## Short problem:
Reproduce the listing below word for word, starting at the line that contains "What elements are" and ending at the line that contains "svg-text:B: B [88, 101, 98, 117]". Include both of those lines.
:: Given entries
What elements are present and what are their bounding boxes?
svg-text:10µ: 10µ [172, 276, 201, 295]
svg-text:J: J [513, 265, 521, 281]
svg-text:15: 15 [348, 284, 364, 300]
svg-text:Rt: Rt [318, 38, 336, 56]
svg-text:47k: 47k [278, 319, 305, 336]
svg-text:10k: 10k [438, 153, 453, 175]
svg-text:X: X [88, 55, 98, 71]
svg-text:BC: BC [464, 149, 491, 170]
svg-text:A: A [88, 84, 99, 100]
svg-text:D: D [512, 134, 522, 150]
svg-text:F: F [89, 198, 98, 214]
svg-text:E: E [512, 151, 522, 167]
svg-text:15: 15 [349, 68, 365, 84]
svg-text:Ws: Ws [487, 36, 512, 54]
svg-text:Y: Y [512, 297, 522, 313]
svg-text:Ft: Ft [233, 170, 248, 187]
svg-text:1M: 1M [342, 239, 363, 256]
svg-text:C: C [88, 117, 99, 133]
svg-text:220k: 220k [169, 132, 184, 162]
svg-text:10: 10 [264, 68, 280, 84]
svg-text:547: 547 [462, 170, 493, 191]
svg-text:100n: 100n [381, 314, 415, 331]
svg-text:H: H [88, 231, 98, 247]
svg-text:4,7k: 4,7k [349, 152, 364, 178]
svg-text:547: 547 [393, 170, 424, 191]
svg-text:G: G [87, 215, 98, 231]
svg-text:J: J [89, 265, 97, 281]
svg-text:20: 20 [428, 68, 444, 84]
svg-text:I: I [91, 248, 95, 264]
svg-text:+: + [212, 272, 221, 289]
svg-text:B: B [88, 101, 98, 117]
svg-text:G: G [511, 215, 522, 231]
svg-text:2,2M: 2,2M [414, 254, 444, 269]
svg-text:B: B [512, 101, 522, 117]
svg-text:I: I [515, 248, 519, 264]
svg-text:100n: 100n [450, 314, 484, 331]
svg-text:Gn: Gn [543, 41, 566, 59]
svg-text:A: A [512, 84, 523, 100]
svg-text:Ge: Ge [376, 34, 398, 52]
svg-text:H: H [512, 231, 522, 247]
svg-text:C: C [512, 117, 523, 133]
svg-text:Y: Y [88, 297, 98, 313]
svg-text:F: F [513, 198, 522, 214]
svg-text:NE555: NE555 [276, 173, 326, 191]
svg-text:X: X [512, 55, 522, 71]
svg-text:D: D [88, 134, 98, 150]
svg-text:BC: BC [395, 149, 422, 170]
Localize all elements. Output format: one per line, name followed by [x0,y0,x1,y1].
::::
:: Given entries
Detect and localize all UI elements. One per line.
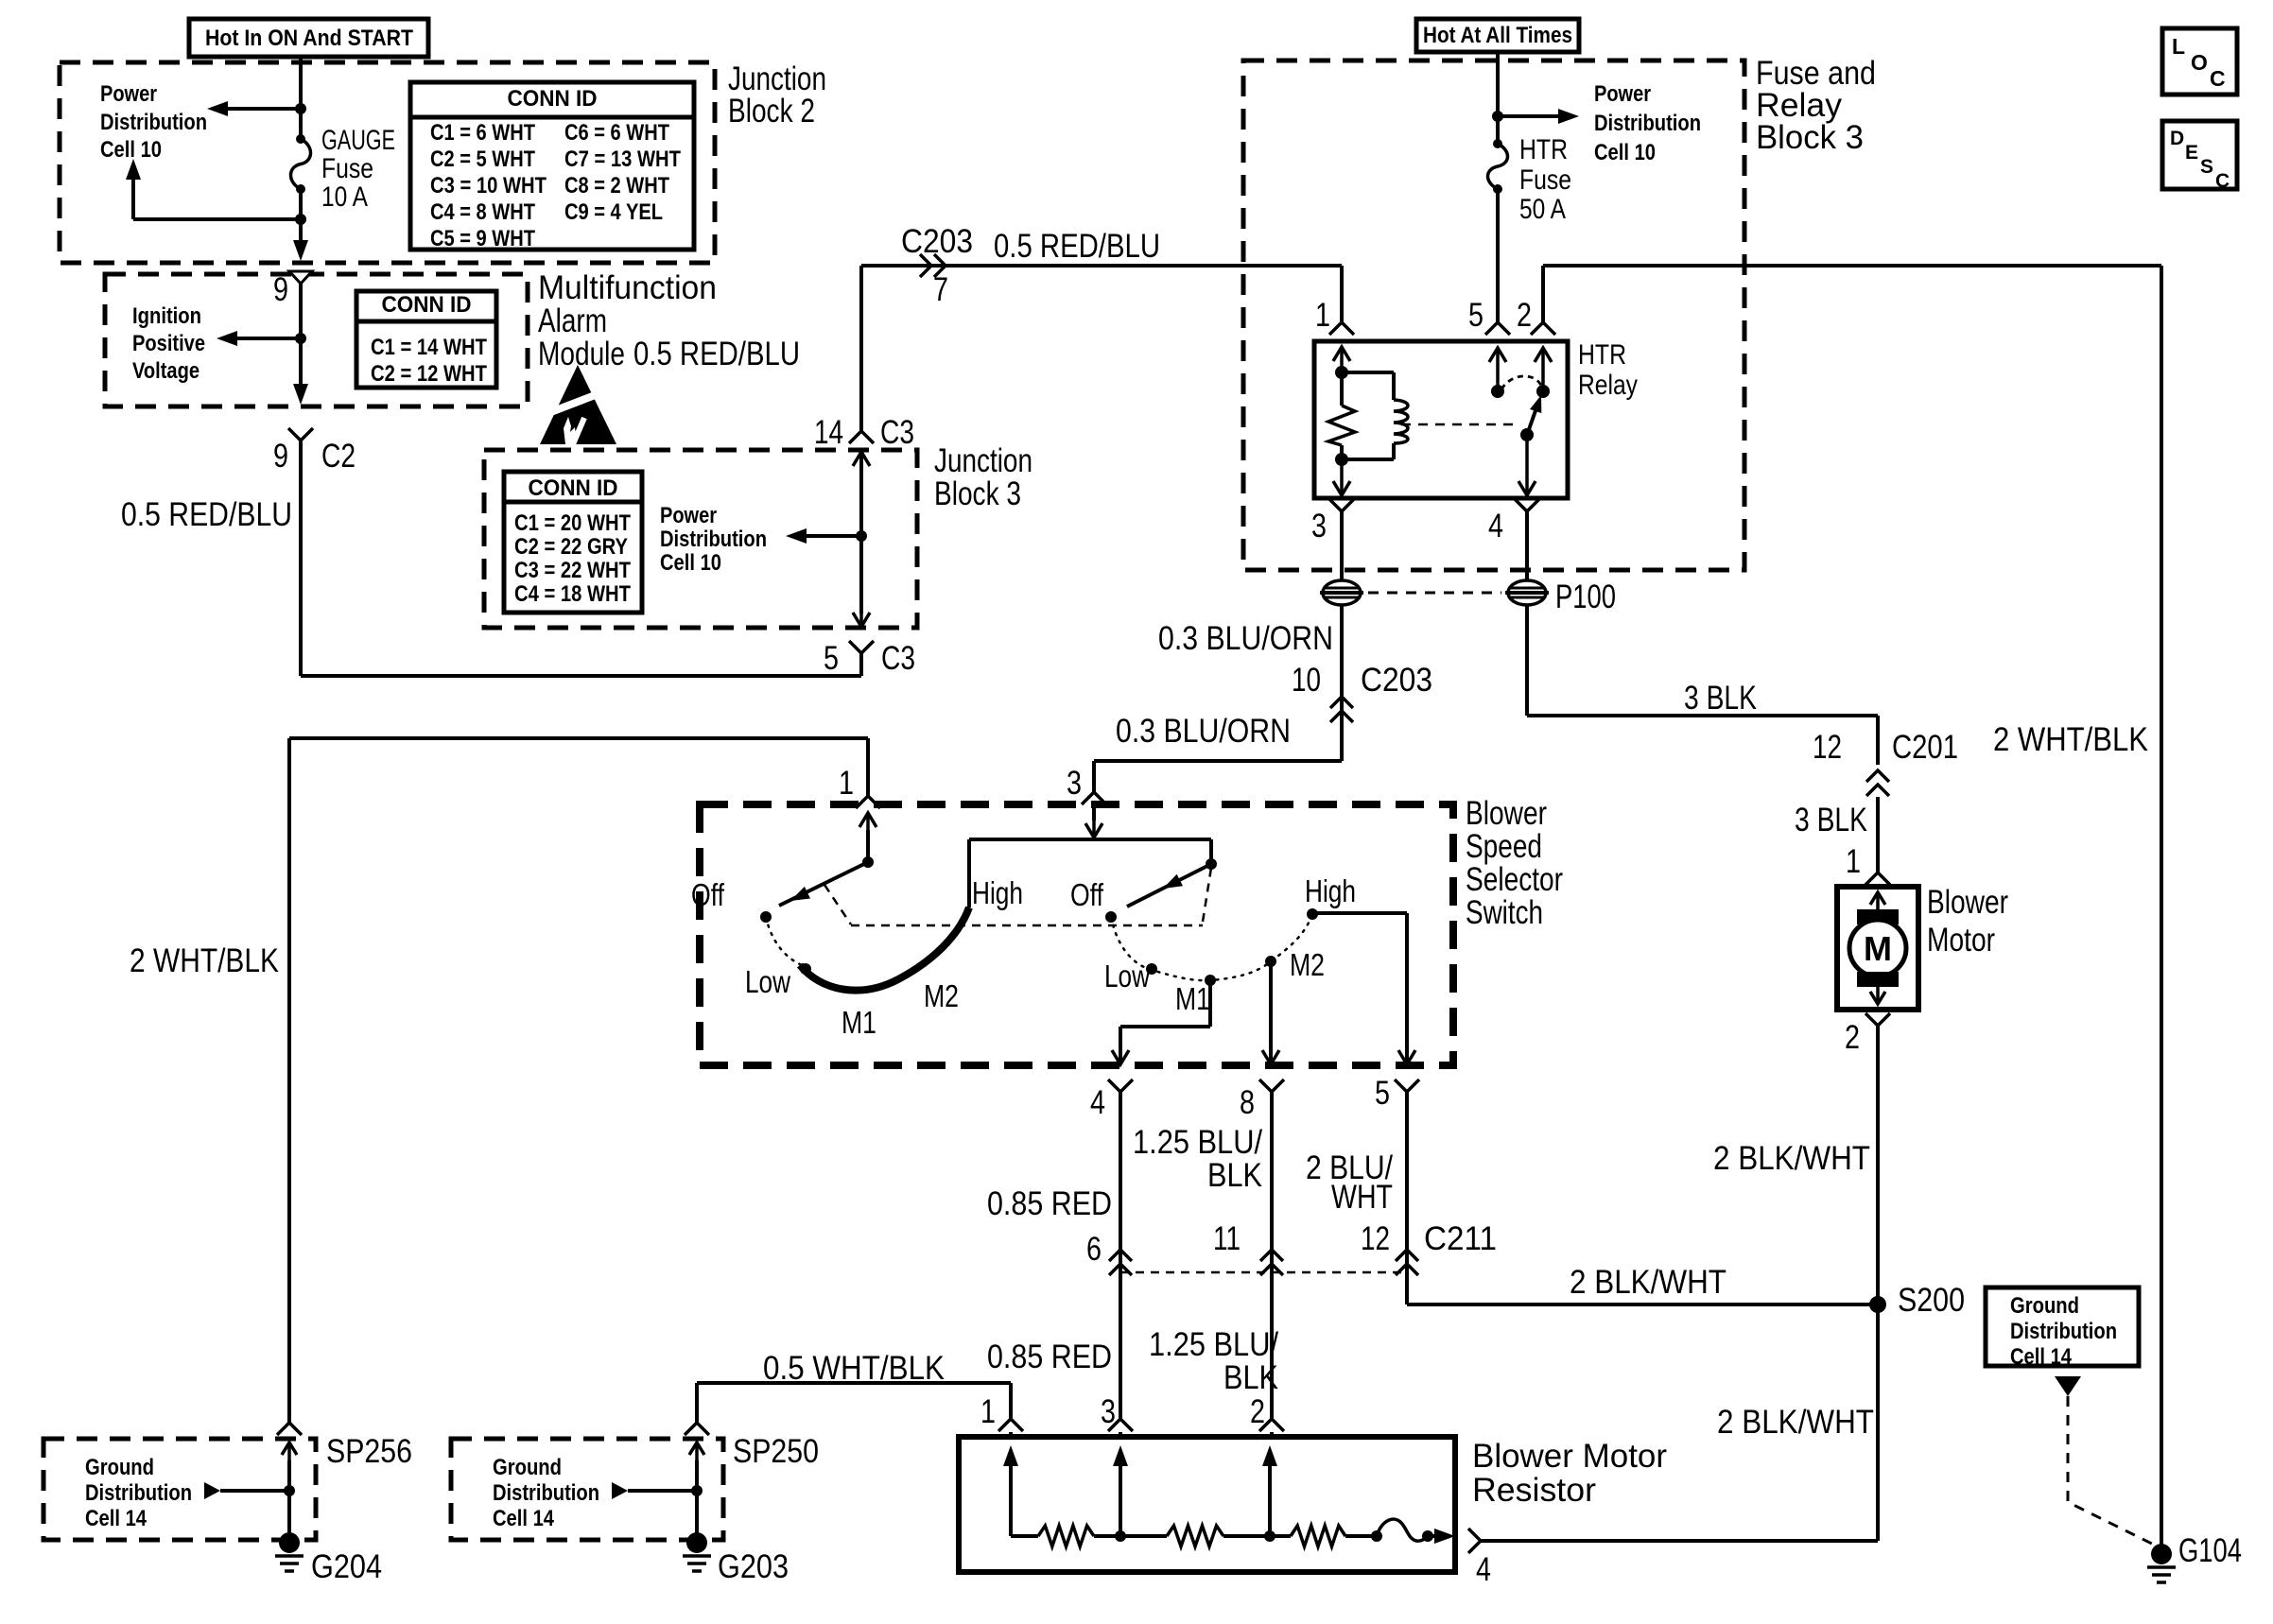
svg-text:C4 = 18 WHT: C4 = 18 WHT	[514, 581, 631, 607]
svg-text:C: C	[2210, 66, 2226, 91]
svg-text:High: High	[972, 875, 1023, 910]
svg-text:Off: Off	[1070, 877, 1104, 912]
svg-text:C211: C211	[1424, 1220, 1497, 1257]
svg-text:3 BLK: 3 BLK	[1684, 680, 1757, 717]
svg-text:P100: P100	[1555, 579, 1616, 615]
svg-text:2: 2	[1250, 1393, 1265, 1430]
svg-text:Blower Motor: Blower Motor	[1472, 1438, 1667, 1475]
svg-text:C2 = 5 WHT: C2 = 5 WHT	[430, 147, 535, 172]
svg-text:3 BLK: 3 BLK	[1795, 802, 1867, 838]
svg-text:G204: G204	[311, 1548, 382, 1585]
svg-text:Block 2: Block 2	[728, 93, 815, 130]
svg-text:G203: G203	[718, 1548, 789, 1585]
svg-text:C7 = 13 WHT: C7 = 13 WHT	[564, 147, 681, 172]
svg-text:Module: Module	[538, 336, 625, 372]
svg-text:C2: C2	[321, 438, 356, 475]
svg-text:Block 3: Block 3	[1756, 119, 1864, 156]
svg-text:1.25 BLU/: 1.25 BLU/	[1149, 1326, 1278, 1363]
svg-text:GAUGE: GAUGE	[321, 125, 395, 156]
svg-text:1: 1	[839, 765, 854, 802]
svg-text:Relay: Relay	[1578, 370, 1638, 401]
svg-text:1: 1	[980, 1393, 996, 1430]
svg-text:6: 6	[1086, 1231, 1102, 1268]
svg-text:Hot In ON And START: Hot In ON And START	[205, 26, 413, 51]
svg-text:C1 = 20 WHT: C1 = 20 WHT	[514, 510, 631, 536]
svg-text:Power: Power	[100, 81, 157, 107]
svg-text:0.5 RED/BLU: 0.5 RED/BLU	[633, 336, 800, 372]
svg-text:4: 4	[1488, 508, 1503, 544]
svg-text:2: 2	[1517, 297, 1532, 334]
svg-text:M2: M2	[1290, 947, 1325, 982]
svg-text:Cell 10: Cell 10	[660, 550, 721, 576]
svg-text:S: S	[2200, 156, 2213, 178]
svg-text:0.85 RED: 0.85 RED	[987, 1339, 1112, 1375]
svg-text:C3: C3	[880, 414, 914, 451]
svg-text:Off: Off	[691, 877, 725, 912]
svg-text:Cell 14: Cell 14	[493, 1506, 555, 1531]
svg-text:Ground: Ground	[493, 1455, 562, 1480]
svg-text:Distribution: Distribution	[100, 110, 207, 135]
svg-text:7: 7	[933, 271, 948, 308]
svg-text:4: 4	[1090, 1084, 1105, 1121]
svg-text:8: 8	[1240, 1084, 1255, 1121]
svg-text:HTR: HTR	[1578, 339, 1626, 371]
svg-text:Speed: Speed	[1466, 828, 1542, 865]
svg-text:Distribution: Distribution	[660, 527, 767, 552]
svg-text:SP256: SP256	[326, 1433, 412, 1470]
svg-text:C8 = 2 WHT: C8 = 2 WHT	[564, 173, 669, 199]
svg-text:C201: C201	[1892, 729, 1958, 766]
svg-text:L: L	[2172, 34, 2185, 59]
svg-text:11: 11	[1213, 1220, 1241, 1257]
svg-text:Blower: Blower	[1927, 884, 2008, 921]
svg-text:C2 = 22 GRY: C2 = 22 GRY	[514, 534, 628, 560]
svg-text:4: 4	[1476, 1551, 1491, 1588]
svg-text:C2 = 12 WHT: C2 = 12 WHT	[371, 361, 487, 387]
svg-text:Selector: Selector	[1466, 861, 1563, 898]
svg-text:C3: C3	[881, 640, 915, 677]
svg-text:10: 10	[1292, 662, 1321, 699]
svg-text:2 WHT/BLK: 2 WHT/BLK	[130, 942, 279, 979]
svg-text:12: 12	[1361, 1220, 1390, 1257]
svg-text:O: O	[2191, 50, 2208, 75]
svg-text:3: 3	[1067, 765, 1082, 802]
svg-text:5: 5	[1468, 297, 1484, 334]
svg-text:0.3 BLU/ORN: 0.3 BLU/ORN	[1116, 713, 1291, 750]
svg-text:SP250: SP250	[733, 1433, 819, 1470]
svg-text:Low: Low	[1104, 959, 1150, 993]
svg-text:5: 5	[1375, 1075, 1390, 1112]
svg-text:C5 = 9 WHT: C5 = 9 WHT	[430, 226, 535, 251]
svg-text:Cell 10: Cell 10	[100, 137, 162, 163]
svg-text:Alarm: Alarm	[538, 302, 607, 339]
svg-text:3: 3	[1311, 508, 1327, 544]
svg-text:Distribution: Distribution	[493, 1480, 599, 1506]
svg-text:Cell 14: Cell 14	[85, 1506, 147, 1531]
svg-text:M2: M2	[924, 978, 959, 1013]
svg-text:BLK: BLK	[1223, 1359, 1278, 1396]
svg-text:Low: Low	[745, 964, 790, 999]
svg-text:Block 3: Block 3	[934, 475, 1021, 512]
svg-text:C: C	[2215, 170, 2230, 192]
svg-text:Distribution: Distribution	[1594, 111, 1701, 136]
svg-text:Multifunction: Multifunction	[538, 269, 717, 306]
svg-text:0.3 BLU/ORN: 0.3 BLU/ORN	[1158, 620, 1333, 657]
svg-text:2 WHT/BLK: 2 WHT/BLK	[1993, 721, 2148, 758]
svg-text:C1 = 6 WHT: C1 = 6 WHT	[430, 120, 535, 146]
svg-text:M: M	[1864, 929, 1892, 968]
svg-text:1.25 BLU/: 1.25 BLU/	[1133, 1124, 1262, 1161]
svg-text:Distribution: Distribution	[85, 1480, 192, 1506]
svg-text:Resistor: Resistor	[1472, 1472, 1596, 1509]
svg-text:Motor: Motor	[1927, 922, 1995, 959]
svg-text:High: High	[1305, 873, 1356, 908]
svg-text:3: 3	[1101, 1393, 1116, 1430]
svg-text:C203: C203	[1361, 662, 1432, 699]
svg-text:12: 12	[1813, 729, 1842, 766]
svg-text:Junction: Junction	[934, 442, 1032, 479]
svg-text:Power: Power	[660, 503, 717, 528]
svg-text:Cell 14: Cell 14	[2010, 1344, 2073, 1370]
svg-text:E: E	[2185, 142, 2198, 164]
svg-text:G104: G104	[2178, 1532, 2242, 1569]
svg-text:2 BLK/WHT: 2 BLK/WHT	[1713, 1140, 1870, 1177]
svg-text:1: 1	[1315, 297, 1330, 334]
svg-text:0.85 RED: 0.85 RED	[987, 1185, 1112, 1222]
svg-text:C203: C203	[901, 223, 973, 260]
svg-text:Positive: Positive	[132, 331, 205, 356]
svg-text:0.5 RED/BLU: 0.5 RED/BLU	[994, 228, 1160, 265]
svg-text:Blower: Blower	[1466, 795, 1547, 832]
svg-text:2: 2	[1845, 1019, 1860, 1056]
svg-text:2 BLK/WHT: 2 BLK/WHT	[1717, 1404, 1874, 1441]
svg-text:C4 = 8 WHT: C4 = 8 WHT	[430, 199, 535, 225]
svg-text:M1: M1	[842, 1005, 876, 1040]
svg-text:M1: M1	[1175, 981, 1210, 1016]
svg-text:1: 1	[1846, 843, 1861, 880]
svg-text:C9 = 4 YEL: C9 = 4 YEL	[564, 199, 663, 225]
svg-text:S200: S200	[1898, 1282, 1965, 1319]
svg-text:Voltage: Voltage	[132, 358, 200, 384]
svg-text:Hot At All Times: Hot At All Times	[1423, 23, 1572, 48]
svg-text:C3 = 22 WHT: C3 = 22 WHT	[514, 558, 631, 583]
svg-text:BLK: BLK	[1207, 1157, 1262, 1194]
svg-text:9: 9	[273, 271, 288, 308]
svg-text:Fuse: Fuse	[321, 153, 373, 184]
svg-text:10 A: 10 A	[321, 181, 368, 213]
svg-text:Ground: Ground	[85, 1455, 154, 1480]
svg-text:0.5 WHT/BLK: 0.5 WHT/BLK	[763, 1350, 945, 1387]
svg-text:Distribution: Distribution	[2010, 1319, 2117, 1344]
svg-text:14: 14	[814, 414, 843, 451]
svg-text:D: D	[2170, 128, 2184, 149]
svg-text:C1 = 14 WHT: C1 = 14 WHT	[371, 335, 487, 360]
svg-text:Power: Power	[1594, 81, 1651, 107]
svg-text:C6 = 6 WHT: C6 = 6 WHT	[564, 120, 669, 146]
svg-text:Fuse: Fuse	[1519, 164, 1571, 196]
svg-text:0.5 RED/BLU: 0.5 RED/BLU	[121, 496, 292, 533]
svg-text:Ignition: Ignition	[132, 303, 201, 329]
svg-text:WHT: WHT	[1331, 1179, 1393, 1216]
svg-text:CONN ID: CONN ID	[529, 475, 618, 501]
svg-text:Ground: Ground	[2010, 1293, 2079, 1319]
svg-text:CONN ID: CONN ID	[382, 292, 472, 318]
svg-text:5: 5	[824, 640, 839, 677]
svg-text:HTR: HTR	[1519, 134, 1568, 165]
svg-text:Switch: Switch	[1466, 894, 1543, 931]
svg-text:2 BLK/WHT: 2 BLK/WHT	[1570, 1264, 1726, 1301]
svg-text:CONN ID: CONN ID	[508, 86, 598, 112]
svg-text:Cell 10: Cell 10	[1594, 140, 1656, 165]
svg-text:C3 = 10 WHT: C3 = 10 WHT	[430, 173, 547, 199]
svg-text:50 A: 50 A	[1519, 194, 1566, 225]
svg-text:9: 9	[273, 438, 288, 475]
::::
## Expected answer:
What elements are present and what are their bounding boxes?
svg-text:10µ: 10µ [172, 276, 201, 295]
svg-text:J: J [513, 265, 521, 281]
svg-text:15: 15 [348, 284, 364, 300]
svg-text:Rt: Rt [318, 38, 336, 56]
svg-text:47k: 47k [278, 319, 305, 336]
svg-text:10k: 10k [438, 153, 453, 175]
svg-text:X: X [88, 55, 98, 71]
svg-text:BC: BC [464, 149, 491, 170]
svg-text:A: A [88, 84, 99, 100]
svg-text:D: D [512, 134, 522, 150]
svg-text:F: F [89, 198, 98, 214]
svg-text:E: E [512, 151, 522, 167]
svg-text:15: 15 [349, 68, 365, 84]
svg-text:Ws: Ws [487, 36, 512, 54]
svg-text:Y: Y [512, 297, 522, 313]
svg-text:Ft: Ft [233, 170, 248, 187]
svg-text:1M: 1M [342, 239, 363, 256]
svg-text:C: C [88, 117, 99, 133]
svg-text:220k: 220k [169, 132, 184, 162]
svg-text:10: 10 [264, 68, 280, 84]
svg-text:547: 547 [462, 170, 493, 191]
svg-text:100n: 100n [381, 314, 415, 331]
svg-text:H: H [88, 231, 98, 247]
svg-text:4,7k: 4,7k [349, 152, 364, 178]
svg-text:547: 547 [393, 170, 424, 191]
svg-text:G: G [87, 215, 98, 231]
svg-text:J: J [89, 265, 97, 281]
svg-text:20: 20 [428, 68, 444, 84]
svg-text:I: I [91, 248, 95, 264]
svg-text:+: + [212, 272, 221, 289]
svg-text:B: B [88, 101, 98, 117]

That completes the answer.